Copy out each line below exactly as it appears.
* Begin Data for the task *
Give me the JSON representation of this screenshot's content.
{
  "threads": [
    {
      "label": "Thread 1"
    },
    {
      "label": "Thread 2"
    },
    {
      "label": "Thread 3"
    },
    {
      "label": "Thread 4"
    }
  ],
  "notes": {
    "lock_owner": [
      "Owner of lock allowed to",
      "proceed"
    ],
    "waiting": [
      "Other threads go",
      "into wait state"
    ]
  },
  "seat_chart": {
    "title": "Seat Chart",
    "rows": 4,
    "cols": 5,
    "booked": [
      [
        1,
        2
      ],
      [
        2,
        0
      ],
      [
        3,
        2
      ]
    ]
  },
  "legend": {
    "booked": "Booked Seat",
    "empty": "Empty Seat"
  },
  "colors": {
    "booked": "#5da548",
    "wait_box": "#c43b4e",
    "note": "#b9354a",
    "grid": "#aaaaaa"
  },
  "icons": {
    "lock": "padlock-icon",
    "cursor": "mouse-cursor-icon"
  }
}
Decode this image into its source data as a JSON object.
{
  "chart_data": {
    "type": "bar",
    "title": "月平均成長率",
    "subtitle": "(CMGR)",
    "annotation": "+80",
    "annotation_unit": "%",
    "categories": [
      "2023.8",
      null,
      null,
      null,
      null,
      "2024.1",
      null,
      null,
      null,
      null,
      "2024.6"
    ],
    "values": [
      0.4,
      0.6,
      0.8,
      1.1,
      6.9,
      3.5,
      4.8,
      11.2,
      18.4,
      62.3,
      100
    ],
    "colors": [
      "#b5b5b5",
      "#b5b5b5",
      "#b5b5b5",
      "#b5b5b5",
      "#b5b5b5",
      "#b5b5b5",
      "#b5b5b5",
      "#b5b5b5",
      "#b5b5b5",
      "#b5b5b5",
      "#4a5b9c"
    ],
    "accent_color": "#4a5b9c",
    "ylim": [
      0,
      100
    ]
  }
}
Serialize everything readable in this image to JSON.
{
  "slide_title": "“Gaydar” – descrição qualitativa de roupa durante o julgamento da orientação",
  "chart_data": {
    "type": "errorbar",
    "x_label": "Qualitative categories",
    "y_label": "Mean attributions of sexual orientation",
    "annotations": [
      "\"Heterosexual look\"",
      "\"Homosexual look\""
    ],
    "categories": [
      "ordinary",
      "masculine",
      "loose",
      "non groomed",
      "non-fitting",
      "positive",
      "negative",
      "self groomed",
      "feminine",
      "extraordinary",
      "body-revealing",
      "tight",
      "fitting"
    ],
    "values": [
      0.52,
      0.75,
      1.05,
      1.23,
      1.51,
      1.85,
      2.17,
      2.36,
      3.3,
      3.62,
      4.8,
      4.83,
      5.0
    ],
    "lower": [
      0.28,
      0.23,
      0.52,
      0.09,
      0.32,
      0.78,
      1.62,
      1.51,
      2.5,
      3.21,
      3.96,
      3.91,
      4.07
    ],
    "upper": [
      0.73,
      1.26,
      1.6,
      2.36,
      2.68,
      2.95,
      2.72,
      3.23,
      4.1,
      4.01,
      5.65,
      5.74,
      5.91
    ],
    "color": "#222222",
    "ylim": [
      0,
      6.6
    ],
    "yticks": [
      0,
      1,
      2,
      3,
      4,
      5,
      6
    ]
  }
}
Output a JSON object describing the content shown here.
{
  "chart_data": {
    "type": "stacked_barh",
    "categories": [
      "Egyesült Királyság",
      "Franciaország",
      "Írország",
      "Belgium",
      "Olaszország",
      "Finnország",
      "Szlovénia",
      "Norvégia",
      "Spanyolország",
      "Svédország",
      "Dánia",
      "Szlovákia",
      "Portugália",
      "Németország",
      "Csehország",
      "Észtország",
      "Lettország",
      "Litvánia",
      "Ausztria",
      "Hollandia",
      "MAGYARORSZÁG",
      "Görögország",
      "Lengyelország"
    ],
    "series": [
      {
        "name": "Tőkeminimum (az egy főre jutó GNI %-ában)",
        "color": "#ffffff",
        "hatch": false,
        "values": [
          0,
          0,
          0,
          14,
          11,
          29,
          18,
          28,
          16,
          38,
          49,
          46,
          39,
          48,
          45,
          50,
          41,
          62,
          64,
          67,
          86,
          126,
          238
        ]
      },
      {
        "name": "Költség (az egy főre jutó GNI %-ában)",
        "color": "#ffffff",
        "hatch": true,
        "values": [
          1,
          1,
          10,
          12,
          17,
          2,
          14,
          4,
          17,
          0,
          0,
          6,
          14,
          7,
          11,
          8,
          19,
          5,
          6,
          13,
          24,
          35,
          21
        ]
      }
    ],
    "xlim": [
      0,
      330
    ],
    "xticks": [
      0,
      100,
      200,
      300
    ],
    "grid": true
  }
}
* End Data for the task *
-- Response to this exercise --
Give me the JSON representation of this screenshot's content.
{
  "threads": [
    {
      "label": "Thread 1"
    },
    {
      "label": "Thread 2"
    },
    {
      "label": "Thread 3"
    },
    {
      "label": "Thread 4"
    }
  ],
  "notes": {
    "lock_owner": [
      "Owner of lock allowed to",
      "proceed"
    ],
    "waiting": [
      "Other threads go",
      "into wait state"
    ]
  },
  "seat_chart": {
    "title": "Seat Chart",
    "rows": 4,
    "cols": 5,
    "booked": [
      [
        1,
        2
      ],
      [
        2,
        0
      ],
      [
        3,
        2
      ]
    ]
  },
  "legend": {
    "booked": "Booked Seat",
    "empty": "Empty Seat"
  },
  "colors": {
    "booked": "#5da548",
    "wait_box": "#c43b4e",
    "note": "#b9354a",
    "grid": "#aaaaaa"
  },
  "icons": {
    "lock": "padlock-icon",
    "cursor": "mouse-cursor-icon"
  }
}
Decode this image into its source data as a JSON object.
{
  "chart_data": {
    "type": "bar",
    "title": "月平均成長率",
    "subtitle": "(CMGR)",
    "annotation": "+80",
    "annotation_unit": "%",
    "categories": [
      "2023.8",
      null,
      null,
      null,
      null,
      "2024.1",
      null,
      null,
      null,
      null,
      "2024.6"
    ],
    "values": [
      0.4,
      0.6,
      0.8,
      1.1,
      6.9,
      3.5,
      4.8,
      11.2,
      18.4,
      62.3,
      100
    ],
    "colors": [
      "#b5b5b5",
      "#b5b5b5",
      "#b5b5b5",
      "#b5b5b5",
      "#b5b5b5",
      "#b5b5b5",
      "#b5b5b5",
      "#b5b5b5",
      "#b5b5b5",
      "#b5b5b5",
      "#4a5b9c"
    ],
    "accent_color": "#4a5b9c",
    "ylim": [
      0,
      100
    ]
  }
}
Serialize everything readable in this image to JSON.
{
  "slide_title": "“Gaydar” – descrição qualitativa de roupa durante o julgamento da orientação",
  "chart_data": {
    "type": "errorbar",
    "x_label": "Qualitative categories",
    "y_label": "Mean attributions of sexual orientation",
    "annotations": [
      "\"Heterosexual look\"",
      "\"Homosexual look\""
    ],
    "categories": [
      "ordinary",
      "masculine",
      "loose",
      "non groomed",
      "non-fitting",
      "positive",
      "negative",
      "self groomed",
      "feminine",
      "extraordinary",
      "body-revealing",
      "tight",
      "fitting"
    ],
    "values": [
      0.52,
      0.75,
      1.05,
      1.23,
      1.51,
      1.85,
      2.17,
      2.36,
      3.3,
      3.62,
      4.8,
      4.83,
      5.0
    ],
    "lower": [
      0.28,
      0.23,
      0.52,
      0.09,
      0.32,
      0.78,
      1.62,
      1.51,
      2.5,
      3.21,
      3.96,
      3.91,
      4.07
    ],
    "upper": [
      0.73,
      1.26,
      1.6,
      2.36,
      2.68,
      2.95,
      2.72,
      3.23,
      4.1,
      4.01,
      5.65,
      5.74,
      5.91
    ],
    "color": "#222222",
    "ylim": [
      0,
      6.6
    ],
    "yticks": [
      0,
      1,
      2,
      3,
      4,
      5,
      6
    ]
  }
}
Output a JSON object describing the content shown here.
{
  "chart_data": {
    "type": "stacked_barh",
    "categories": [
      "Egyesült Királyság",
      "Franciaország",
      "Írország",
      "Belgium",
      "Olaszország",
      "Finnország",
      "Szlovénia",
      "Norvégia",
      "Spanyolország",
      "Svédország",
      "Dánia",
      "Szlovákia",
      "Portugália",
      "Németország",
      "Csehország",
      "Észtország",
      "Lettország",
      "Litvánia",
      "Ausztria",
      "Hollandia",
      "MAGYARORSZÁG",
      "Görögország",
      "Lengyelország"
    ],
    "series": [
      {
        "name": "Tőkeminimum (az egy főre jutó GNI %-ában)",
        "color": "#ffffff",
        "hatch": false,
        "values": [
          0,
          0,
          0,
          14,
          11,
          29,
          18,
          28,
          16,
          38,
          49,
          46,
          39,
          48,
          45,
          50,
          41,
          62,
          64,
          67,
          86,
          126,
          238
        ]
      },
      {
        "name": "Költség (az egy főre jutó GNI %-ában)",
        "color": "#ffffff",
        "hatch": true,
        "values": [
          1,
          1,
          10,
          12,
          17,
          2,
          14,
          4,
          17,
          0,
          0,
          6,
          14,
          7,
          11,
          8,
          19,
          5,
          6,
          13,
          24,
          35,
          21
        ]
      }
    ],
    "xlim": [
      0,
      330
    ],
    "xticks": [
      0,
      100,
      200,
      300
    ],
    "grid": true
  }
}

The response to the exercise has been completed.